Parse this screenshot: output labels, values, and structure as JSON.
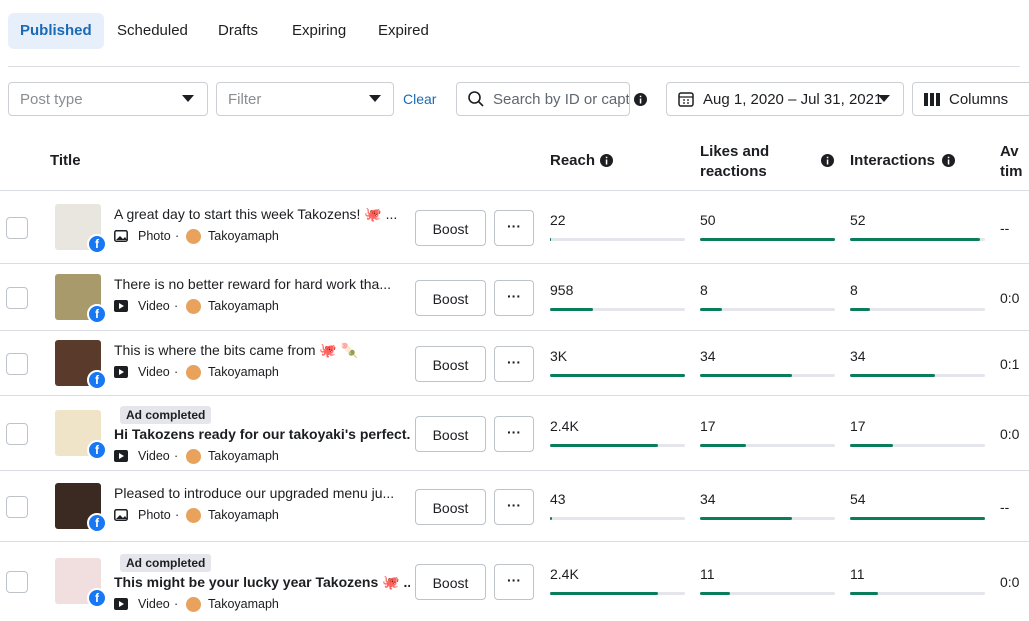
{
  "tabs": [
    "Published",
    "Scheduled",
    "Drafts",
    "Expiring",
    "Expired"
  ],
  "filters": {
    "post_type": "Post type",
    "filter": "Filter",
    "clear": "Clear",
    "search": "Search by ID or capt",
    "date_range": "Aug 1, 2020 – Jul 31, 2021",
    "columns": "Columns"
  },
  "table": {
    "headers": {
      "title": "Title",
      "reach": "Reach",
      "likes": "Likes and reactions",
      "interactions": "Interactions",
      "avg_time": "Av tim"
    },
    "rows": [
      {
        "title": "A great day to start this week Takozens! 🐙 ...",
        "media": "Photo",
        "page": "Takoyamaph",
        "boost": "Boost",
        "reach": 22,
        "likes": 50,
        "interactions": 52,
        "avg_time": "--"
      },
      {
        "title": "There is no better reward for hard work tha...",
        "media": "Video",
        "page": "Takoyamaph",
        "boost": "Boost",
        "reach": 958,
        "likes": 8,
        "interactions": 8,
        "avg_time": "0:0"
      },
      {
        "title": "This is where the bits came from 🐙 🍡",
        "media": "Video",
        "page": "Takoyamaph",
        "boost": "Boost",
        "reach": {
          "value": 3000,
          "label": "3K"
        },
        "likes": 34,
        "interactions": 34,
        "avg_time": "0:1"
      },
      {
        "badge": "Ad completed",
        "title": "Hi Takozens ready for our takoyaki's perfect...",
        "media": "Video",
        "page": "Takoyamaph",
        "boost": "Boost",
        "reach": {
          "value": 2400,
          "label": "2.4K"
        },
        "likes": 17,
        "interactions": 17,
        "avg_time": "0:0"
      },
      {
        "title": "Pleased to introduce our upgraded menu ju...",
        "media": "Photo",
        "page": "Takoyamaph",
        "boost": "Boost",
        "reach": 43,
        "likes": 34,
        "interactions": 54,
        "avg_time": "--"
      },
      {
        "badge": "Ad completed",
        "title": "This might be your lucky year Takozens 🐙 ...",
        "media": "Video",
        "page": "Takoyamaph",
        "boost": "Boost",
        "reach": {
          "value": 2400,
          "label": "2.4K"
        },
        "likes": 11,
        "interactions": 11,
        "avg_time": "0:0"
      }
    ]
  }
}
=-=-=
[TASK STATEMENT] Using the material above, report each line where "reach" occurs.

[THE SOLUTION]
      "reach": "Reach",
        "reach": 22,
        "reach": 958,
        "reach": {
        "reach": {
        "reach": 43,
        "reach": {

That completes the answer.